Data records:
▼
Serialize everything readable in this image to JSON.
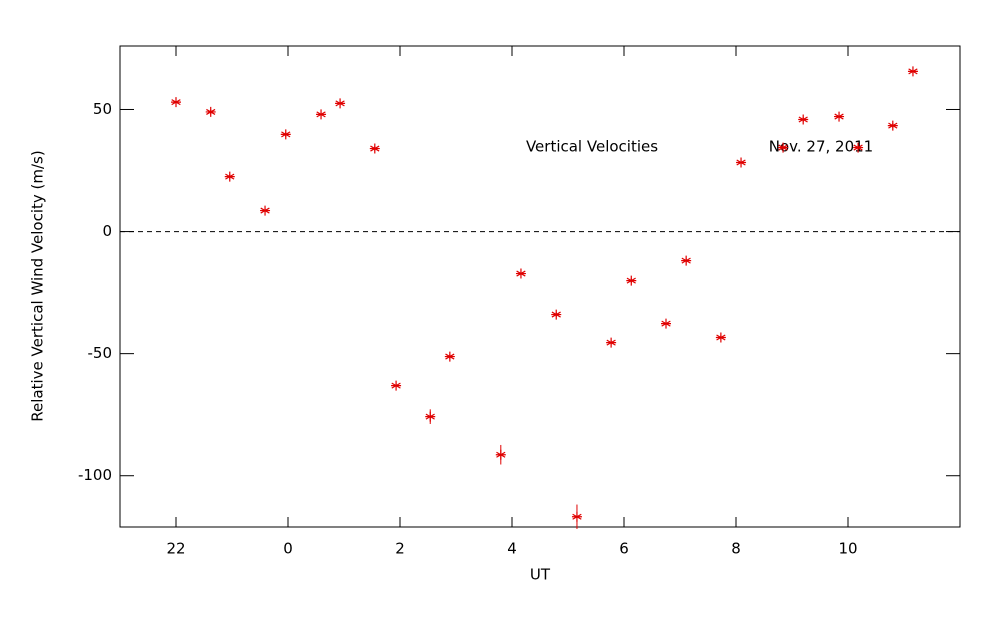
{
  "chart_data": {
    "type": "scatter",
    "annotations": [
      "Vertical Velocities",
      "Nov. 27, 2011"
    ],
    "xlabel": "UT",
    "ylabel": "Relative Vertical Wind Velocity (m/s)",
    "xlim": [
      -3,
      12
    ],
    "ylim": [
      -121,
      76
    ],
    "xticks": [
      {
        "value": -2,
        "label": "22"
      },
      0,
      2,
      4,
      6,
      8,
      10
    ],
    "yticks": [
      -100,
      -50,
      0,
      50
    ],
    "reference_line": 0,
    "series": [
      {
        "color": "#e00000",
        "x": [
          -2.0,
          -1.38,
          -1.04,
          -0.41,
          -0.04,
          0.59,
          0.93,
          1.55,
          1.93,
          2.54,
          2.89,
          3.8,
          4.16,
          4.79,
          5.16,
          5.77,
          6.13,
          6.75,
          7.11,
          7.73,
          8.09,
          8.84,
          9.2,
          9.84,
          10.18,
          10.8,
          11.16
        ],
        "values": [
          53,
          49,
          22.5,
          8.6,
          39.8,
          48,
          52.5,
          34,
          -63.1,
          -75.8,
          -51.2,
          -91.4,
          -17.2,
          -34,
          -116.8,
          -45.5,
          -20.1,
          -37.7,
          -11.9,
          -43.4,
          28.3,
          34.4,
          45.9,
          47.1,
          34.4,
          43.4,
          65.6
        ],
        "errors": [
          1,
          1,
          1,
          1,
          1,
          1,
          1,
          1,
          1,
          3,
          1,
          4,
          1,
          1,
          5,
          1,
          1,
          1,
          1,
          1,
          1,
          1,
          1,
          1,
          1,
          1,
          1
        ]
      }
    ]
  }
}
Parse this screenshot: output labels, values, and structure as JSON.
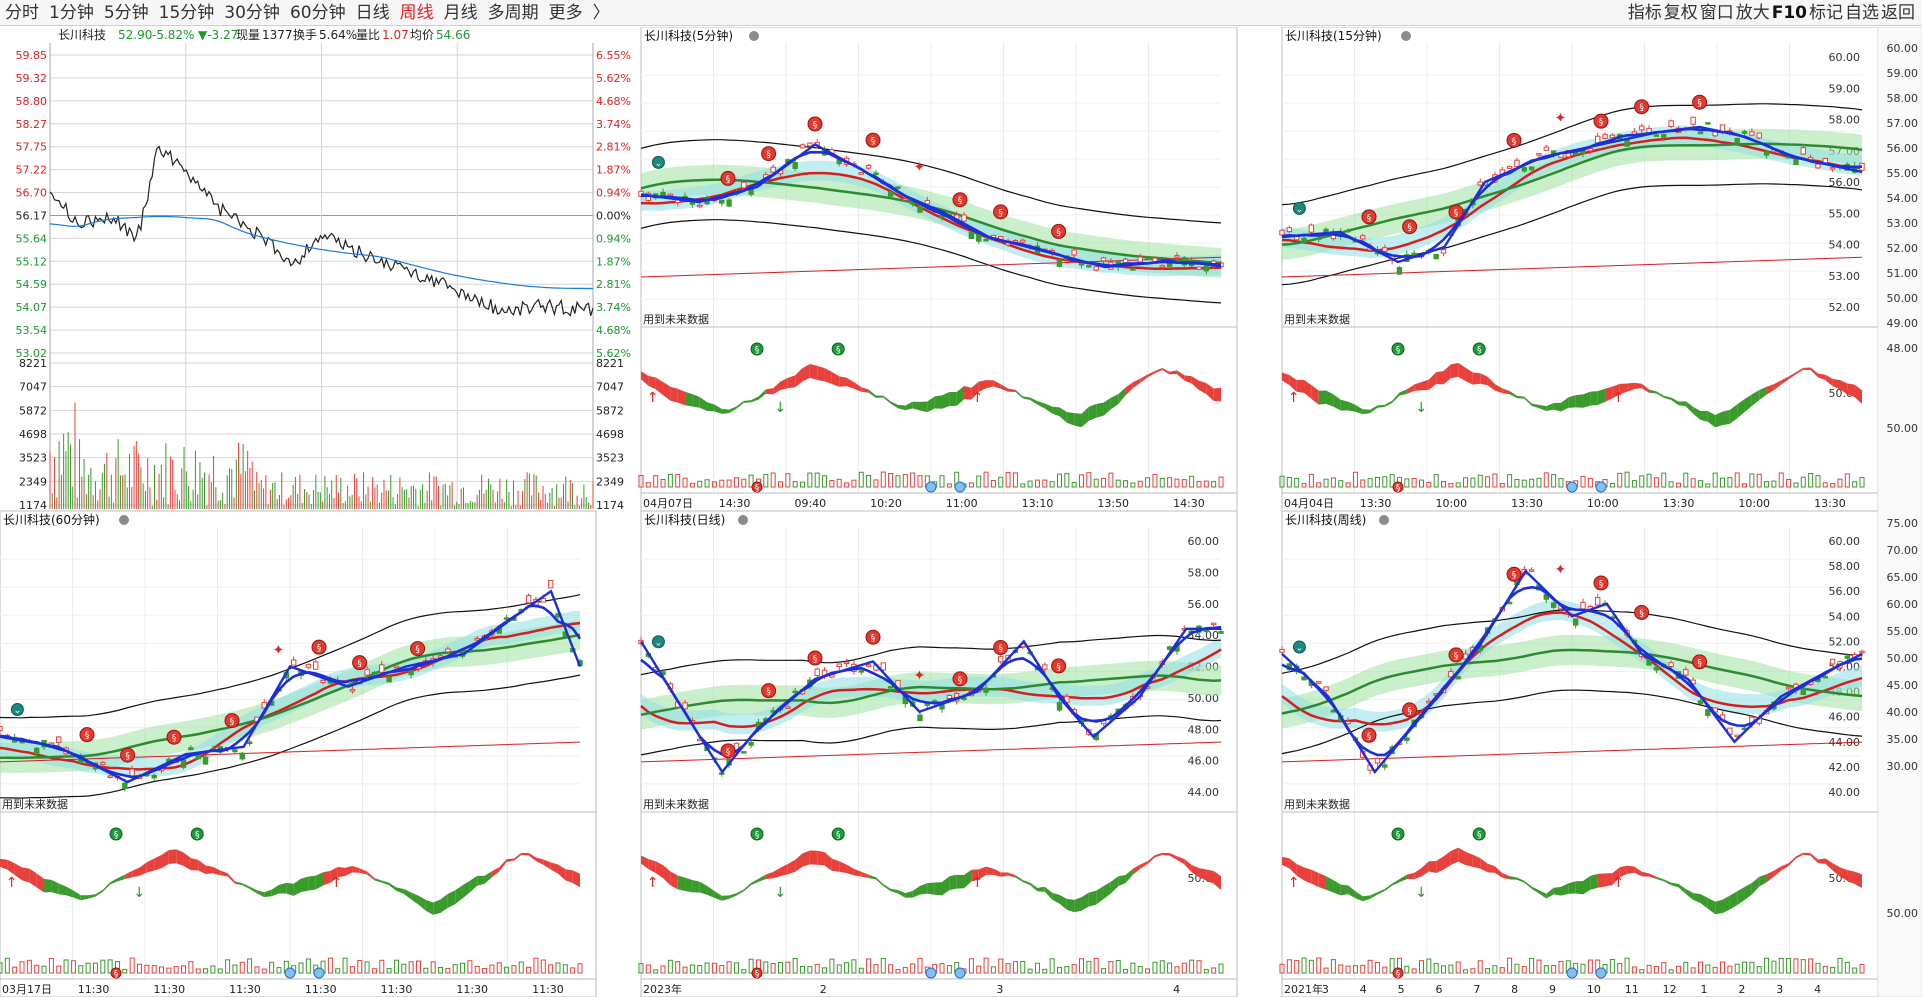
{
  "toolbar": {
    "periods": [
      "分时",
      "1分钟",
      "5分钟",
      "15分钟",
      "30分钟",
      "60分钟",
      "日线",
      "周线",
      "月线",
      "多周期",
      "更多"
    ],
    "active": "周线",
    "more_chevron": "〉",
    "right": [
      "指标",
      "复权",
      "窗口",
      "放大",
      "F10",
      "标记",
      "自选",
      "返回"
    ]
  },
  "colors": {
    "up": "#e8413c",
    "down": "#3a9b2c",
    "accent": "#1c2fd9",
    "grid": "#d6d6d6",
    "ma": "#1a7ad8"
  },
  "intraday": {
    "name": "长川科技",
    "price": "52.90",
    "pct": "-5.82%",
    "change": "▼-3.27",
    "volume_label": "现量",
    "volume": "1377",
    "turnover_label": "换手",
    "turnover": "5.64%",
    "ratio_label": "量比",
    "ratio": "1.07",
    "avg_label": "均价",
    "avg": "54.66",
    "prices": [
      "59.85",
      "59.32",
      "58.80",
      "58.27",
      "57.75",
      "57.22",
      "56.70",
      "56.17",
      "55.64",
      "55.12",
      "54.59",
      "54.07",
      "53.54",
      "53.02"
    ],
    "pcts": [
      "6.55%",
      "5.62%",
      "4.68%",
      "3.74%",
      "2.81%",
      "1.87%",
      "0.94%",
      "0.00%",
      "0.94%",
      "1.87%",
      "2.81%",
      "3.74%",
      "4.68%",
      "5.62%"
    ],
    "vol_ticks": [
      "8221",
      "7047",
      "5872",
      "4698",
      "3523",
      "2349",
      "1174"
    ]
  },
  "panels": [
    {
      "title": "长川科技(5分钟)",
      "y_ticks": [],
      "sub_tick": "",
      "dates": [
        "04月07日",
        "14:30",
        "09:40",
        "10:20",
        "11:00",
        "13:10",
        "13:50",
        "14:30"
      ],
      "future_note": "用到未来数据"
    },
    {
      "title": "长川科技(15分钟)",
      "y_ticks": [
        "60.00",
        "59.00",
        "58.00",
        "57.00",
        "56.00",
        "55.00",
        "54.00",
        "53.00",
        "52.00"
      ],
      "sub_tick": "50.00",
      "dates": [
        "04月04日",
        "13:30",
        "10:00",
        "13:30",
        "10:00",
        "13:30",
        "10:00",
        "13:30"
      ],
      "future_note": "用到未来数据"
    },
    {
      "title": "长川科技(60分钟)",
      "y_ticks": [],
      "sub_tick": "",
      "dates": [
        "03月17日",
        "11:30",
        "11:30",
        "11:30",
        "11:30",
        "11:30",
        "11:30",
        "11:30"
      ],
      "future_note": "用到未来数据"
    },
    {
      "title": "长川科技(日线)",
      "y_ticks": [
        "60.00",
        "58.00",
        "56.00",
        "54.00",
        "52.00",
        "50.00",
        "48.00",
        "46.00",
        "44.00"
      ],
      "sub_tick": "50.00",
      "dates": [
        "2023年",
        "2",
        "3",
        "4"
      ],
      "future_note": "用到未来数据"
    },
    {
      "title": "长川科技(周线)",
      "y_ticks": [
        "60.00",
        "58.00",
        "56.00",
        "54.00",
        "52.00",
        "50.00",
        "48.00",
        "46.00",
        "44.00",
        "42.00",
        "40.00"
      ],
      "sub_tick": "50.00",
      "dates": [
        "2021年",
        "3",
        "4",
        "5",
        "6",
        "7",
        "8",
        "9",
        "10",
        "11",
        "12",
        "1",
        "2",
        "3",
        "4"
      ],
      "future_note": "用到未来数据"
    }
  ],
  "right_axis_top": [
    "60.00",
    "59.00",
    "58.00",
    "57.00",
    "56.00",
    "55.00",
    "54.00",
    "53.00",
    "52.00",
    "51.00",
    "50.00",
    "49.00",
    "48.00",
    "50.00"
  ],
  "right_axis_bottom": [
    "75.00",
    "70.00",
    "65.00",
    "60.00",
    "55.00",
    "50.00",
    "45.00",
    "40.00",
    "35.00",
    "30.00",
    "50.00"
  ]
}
▲
■ THE EXERCISE:
Write out all the entries again, word for word, and print no images.

■ OUTPUT FOR THIS TASK:
Serialize everything readable in this image to JSON.
{
  "chart_data": {
    "type": "scatter",
    "annotations": [
      "Vertical Velocities",
      "Nov. 27, 2011"
    ],
    "xlabel": "UT",
    "ylabel": "Relative Vertical Wind Velocity (m/s)",
    "xlim": [
      -3,
      12
    ],
    "ylim": [
      -121,
      76
    ],
    "xticks": [
      {
        "value": -2,
        "label": "22"
      },
      0,
      2,
      4,
      6,
      8,
      10
    ],
    "yticks": [
      -100,
      -50,
      0,
      50
    ],
    "reference_line": 0,
    "series": [
      {
        "color": "#e00000",
        "x": [
          -2.0,
          -1.38,
          -1.04,
          -0.41,
          -0.04,
          0.59,
          0.93,
          1.55,
          1.93,
          2.54,
          2.89,
          3.8,
          4.16,
          4.79,
          5.16,
          5.77,
          6.13,
          6.75,
          7.11,
          7.73,
          8.09,
          8.84,
          9.2,
          9.84,
          10.18,
          10.8,
          11.16
        ],
        "values": [
          53,
          49,
          22.5,
          8.6,
          39.8,
          48,
          52.5,
          34,
          -63.1,
          -75.8,
          -51.2,
          -91.4,
          -17.2,
          -34,
          -116.8,
          -45.5,
          -20.1,
          -37.7,
          -11.9,
          -43.4,
          28.3,
          34.4,
          45.9,
          47.1,
          34.4,
          43.4,
          65.6
        ],
        "errors": [
          1,
          1,
          1,
          1,
          1,
          1,
          1,
          1,
          1,
          3,
          1,
          4,
          1,
          1,
          5,
          1,
          1,
          1,
          1,
          1,
          1,
          1,
          1,
          1,
          1,
          1,
          1
        ]
      }
    ]
  }
}
Parse this screenshot: output labels, values, and structure as JSON.
{
  "toolbar": {
    "periods": [
      "分时",
      "1分钟",
      "5分钟",
      "15分钟",
      "30分钟",
      "60分钟",
      "日线",
      "周线",
      "月线",
      "多周期",
      "更多"
    ],
    "active": "周线",
    "more_chevron": "〉",
    "right": [
      "指标",
      "复权",
      "窗口",
      "放大",
      "F10",
      "标记",
      "自选",
      "返回"
    ]
  },
  "colors": {
    "up": "#e8413c",
    "down": "#3a9b2c",
    "accent": "#1c2fd9",
    "grid": "#d6d6d6",
    "ma": "#1a7ad8"
  },
  "intraday": {
    "name": "长川科技",
    "price": "52.90",
    "pct": "-5.82%",
    "change": "▼-3.27",
    "volume_label": "现量",
    "volume": "1377",
    "turnover_label": "换手",
    "turnover": "5.64%",
    "ratio_label": "量比",
    "ratio": "1.07",
    "avg_label": "均价",
    "avg": "54.66",
    "prices": [
      "59.85",
      "59.32",
      "58.80",
      "58.27",
      "57.75",
      "57.22",
      "56.70",
      "56.17",
      "55.64",
      "55.12",
      "54.59",
      "54.07",
      "53.54",
      "53.02"
    ],
    "pcts": [
      "6.55%",
      "5.62%",
      "4.68%",
      "3.74%",
      "2.81%",
      "1.87%",
      "0.94%",
      "0.00%",
      "0.94%",
      "1.87%",
      "2.81%",
      "3.74%",
      "4.68%",
      "5.62%"
    ],
    "vol_ticks": [
      "8221",
      "7047",
      "5872",
      "4698",
      "3523",
      "2349",
      "1174"
    ]
  },
  "panels": [
    {
      "title": "长川科技(5分钟)",
      "y_ticks": [],
      "sub_tick": "",
      "dates": [
        "04月07日",
        "14:30",
        "09:40",
        "10:20",
        "11:00",
        "13:10",
        "13:50",
        "14:30"
      ],
      "future_note": "用到未来数据"
    },
    {
      "title": "长川科技(15分钟)",
      "y_ticks": [
        "60.00",
        "59.00",
        "58.00",
        "57.00",
        "56.00",
        "55.00",
        "54.00",
        "53.00",
        "52.00"
      ],
      "sub_tick": "50.00",
      "dates": [
        "04月04日",
        "13:30",
        "10:00",
        "13:30",
        "10:00",
        "13:30",
        "10:00",
        "13:30"
      ],
      "future_note": "用到未来数据"
    },
    {
      "title": "长川科技(60分钟)",
      "y_ticks": [],
      "sub_tick": "",
      "dates": [
        "03月17日",
        "11:30",
        "11:30",
        "11:30",
        "11:30",
        "11:30",
        "11:30",
        "11:30"
      ],
      "future_note": "用到未来数据"
    },
    {
      "title": "长川科技(日线)",
      "y_ticks": [
        "60.00",
        "58.00",
        "56.00",
        "54.00",
        "52.00",
        "50.00",
        "48.00",
        "46.00",
        "44.00"
      ],
      "sub_tick": "50.00",
      "dates": [
        "2023年",
        "2",
        "3",
        "4"
      ],
      "future_note": "用到未来数据"
    },
    {
      "title": "长川科技(周线)",
      "y_ticks": [
        "60.00",
        "58.00",
        "56.00",
        "54.00",
        "52.00",
        "50.00",
        "48.00",
        "46.00",
        "44.00",
        "42.00",
        "40.00"
      ],
      "sub_tick": "50.00",
      "dates": [
        "2021年",
        "3",
        "4",
        "5",
        "6",
        "7",
        "8",
        "9",
        "10",
        "11",
        "12",
        "1",
        "2",
        "3",
        "4"
      ],
      "future_note": "用到未来数据"
    }
  ],
  "right_axis_top": [
    "60.00",
    "59.00",
    "58.00",
    "57.00",
    "56.00",
    "55.00",
    "54.00",
    "53.00",
    "52.00",
    "51.00",
    "50.00",
    "49.00",
    "48.00",
    "50.00"
  ],
  "right_axis_bottom": [
    "75.00",
    "70.00",
    "65.00",
    "60.00",
    "55.00",
    "50.00",
    "45.00",
    "40.00",
    "35.00",
    "30.00",
    "50.00"
  ]
}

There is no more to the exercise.